* YOUR INSTRUCTIONS
What lines of the listing include the string "Patient"? Show them all.

* INFORMATION
..............................
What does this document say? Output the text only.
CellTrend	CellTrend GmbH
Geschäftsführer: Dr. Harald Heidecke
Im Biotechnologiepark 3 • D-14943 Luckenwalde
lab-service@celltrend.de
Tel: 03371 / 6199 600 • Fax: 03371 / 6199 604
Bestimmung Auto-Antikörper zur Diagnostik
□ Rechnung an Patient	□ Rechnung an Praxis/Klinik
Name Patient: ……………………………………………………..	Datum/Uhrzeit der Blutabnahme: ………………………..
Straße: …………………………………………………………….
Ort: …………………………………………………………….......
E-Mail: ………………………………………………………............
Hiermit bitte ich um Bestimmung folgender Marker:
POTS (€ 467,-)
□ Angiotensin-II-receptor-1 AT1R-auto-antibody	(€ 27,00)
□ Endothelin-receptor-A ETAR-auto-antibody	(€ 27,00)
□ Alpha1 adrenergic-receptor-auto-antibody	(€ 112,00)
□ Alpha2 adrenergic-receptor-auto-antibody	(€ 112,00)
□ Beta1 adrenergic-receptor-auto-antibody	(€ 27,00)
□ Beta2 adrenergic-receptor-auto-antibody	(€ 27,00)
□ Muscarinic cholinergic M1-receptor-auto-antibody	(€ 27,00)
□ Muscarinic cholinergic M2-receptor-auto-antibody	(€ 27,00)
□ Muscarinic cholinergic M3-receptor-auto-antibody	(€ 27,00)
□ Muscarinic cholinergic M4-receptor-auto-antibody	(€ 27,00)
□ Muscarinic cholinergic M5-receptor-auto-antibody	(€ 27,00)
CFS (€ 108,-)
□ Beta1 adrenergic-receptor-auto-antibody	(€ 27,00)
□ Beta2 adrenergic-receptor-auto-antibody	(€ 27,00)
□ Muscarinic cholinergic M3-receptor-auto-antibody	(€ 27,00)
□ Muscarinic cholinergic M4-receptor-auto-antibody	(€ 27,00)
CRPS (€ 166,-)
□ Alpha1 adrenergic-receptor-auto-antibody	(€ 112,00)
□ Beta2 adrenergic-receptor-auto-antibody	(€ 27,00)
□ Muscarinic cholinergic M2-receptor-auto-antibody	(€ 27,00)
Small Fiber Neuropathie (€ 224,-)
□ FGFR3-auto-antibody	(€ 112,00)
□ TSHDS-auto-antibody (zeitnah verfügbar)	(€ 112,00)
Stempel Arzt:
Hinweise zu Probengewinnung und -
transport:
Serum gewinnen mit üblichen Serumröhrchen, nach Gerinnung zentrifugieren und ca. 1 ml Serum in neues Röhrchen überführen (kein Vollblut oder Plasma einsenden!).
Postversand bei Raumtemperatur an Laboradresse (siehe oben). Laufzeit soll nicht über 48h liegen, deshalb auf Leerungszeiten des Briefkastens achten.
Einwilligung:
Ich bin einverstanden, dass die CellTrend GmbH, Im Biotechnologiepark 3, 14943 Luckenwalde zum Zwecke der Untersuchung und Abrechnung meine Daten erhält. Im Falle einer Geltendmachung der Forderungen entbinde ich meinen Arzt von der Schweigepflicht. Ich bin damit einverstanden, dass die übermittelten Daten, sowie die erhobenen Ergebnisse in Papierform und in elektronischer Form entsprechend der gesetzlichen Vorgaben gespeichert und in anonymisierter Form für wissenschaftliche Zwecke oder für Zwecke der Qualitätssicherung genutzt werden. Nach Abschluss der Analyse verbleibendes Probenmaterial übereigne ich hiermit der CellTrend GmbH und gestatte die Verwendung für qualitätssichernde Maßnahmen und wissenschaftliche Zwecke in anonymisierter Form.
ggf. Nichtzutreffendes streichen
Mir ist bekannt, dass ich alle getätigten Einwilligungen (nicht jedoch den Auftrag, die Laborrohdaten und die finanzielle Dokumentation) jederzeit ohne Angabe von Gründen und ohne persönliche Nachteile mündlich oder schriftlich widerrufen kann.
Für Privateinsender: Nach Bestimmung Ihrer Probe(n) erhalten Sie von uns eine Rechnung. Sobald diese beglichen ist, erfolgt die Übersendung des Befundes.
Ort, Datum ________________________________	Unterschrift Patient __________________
..............................
* WRITTEN REPLY
□ Rechnung an Patient	□ Rechnung an Praxis/Klinik
Name Patient: ……………………………………………………..	Datum/Uhrzeit der Blutabnahme: ………………………..
Ort, Datum ________________________________	Unterschrift Patient __________________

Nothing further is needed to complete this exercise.